*** Information supplied ***

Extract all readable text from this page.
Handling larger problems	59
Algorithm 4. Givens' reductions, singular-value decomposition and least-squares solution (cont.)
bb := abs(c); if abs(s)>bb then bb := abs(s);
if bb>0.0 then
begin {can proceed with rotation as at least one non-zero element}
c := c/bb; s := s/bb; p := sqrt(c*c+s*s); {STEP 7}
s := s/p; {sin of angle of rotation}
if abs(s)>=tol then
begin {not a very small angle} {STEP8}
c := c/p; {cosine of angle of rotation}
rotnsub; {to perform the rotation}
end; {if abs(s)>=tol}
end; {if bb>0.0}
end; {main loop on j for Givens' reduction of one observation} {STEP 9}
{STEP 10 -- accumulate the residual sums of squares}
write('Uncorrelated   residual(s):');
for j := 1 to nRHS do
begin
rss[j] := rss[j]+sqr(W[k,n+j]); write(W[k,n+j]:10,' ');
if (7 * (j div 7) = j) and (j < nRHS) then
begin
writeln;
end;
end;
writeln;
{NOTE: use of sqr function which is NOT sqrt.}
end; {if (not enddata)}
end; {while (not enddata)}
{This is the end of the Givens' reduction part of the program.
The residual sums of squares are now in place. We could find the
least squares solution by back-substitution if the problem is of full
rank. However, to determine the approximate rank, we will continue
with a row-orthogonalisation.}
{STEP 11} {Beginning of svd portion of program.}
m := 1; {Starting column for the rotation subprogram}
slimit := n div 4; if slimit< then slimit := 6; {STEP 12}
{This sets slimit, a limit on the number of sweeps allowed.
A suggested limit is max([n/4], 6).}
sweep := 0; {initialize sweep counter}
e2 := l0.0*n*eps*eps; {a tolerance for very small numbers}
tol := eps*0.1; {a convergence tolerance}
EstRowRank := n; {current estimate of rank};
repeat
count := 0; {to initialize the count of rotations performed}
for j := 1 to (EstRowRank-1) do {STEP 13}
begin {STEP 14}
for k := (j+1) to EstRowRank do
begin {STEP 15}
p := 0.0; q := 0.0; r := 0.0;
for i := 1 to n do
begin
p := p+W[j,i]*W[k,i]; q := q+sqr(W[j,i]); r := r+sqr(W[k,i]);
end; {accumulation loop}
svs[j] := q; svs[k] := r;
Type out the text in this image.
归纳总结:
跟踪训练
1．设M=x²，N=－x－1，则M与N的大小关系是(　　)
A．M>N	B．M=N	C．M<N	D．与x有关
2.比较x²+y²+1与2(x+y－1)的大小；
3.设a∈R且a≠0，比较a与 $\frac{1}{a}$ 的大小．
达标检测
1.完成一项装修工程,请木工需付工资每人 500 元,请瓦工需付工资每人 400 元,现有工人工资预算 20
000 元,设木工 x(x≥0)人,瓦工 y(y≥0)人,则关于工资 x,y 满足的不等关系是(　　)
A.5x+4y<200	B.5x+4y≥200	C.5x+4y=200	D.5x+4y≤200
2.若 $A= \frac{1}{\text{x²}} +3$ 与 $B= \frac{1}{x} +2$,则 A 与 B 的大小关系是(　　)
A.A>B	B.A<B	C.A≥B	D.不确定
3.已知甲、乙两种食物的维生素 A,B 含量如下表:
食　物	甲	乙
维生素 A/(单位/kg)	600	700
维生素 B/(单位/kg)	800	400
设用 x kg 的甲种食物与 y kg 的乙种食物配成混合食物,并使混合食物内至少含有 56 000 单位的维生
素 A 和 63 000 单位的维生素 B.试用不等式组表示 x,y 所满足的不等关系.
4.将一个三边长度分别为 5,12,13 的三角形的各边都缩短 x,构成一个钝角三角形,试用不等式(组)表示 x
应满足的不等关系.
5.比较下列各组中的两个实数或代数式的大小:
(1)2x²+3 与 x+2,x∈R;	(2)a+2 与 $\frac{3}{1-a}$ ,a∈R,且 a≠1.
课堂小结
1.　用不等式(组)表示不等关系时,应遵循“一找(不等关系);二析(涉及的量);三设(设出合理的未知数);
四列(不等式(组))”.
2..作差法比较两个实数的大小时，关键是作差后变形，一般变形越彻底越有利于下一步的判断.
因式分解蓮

***

Look above for lines with the word "Givens" and copy them all.

(Output of the exercise):
Algorithm 4. Givens' reductions, singular-value decomposition and least-squares solution (cont.)
end; {main loop on j for Givens' reduction of one observation} {STEP 9}
{This is the end of the Givens' reduction part of the program.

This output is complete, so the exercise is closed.